→ Stated exercise
Go through the entries below and collect each line with the string "symbol" in it.

→ Data excerpts
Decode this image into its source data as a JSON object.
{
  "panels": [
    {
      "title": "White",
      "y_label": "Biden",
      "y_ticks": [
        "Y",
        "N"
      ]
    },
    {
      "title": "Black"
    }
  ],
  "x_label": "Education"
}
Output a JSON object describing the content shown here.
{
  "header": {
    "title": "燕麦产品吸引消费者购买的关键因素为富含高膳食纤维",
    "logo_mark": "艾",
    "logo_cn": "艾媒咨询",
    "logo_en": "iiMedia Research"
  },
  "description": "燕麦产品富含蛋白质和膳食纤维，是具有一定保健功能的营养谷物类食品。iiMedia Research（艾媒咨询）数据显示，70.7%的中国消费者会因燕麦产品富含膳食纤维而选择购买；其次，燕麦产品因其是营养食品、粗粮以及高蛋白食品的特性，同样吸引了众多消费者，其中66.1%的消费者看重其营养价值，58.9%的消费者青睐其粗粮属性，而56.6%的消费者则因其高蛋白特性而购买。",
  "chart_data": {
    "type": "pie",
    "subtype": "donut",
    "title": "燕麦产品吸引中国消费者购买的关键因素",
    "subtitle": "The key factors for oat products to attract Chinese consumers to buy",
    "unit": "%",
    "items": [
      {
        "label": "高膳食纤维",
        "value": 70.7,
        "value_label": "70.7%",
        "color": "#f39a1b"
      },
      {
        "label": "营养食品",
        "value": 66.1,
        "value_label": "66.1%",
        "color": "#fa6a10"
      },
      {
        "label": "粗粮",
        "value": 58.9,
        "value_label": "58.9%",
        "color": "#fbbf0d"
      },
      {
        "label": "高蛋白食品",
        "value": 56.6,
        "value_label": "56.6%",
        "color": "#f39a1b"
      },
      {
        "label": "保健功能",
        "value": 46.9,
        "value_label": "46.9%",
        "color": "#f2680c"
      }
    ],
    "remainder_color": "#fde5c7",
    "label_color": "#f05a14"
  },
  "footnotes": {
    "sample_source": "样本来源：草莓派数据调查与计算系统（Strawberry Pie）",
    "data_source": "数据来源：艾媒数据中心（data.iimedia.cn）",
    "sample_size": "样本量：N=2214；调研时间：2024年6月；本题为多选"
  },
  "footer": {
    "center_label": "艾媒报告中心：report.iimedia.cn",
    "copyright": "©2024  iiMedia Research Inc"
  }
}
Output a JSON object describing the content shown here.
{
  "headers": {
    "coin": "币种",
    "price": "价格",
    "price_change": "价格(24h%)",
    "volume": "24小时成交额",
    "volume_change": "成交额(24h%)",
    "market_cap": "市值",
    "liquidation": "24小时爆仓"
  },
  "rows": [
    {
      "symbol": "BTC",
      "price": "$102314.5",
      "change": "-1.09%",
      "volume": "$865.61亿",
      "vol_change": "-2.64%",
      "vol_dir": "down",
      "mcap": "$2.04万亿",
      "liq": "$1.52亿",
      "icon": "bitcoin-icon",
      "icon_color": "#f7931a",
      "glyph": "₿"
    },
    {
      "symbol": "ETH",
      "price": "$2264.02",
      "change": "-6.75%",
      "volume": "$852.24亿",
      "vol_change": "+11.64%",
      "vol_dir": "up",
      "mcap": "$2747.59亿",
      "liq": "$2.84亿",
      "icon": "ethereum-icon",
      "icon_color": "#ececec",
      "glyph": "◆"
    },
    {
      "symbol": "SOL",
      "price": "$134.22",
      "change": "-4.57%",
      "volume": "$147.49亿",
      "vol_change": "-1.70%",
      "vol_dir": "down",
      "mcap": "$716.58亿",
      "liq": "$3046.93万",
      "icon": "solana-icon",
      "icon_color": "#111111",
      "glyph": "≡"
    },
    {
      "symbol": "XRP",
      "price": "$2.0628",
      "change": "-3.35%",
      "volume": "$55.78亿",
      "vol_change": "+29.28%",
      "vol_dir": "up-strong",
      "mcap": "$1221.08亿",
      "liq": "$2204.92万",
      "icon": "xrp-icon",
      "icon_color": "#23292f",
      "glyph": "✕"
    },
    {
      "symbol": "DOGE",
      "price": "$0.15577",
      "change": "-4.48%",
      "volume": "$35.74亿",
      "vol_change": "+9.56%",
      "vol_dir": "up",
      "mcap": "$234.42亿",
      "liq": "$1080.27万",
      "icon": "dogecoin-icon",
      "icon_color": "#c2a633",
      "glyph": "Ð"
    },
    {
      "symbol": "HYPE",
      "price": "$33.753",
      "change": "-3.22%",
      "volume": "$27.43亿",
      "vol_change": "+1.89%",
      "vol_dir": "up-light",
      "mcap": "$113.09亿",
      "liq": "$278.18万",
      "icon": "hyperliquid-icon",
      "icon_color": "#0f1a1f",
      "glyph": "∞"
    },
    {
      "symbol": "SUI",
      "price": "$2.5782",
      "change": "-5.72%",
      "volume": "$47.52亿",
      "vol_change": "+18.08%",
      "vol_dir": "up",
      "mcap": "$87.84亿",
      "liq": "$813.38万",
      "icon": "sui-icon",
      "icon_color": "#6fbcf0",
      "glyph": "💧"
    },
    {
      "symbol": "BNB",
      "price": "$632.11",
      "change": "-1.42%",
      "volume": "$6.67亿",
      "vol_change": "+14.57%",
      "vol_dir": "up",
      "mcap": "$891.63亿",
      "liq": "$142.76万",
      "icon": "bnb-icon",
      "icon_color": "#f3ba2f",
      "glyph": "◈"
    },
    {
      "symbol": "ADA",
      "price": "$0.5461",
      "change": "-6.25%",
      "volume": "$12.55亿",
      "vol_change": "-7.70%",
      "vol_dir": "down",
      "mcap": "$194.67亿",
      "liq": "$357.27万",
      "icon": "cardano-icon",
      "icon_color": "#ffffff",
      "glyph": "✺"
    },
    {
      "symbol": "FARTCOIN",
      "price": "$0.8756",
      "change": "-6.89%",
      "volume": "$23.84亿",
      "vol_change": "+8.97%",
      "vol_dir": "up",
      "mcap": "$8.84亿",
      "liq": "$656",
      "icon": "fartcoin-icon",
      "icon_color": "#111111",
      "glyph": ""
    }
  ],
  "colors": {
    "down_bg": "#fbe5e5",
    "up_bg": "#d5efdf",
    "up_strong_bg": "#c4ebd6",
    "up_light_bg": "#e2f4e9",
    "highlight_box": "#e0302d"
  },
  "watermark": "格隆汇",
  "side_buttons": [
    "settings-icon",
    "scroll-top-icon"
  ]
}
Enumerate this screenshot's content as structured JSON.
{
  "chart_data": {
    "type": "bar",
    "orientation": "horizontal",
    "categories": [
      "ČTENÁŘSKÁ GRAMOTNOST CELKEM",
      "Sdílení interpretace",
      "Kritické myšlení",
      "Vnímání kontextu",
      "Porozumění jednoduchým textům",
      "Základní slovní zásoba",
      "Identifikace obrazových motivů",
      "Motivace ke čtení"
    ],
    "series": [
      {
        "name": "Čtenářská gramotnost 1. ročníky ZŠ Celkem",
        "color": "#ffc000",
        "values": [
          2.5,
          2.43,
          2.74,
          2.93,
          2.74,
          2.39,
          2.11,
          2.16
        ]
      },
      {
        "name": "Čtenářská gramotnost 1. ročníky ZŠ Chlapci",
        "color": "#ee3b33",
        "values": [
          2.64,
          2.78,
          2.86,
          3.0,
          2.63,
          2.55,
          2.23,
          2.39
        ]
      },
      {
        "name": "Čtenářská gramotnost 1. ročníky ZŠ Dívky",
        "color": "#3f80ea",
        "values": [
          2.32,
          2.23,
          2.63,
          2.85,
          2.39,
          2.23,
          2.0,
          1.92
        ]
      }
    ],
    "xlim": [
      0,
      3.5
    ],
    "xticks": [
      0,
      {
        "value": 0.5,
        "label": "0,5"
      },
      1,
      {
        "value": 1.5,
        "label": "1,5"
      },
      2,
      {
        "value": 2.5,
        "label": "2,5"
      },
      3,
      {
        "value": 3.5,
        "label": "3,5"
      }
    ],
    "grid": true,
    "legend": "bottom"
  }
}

→ Full solution
      "symbol": "BTC",
      "symbol": "ETH",
      "symbol": "SOL",
      "symbol": "XRP",
      "symbol": "DOGE",
      "symbol": "HYPE",
      "symbol": "SUI",
      "symbol": "BNB",
      "symbol": "ADA",
      "symbol": "FARTCOIN",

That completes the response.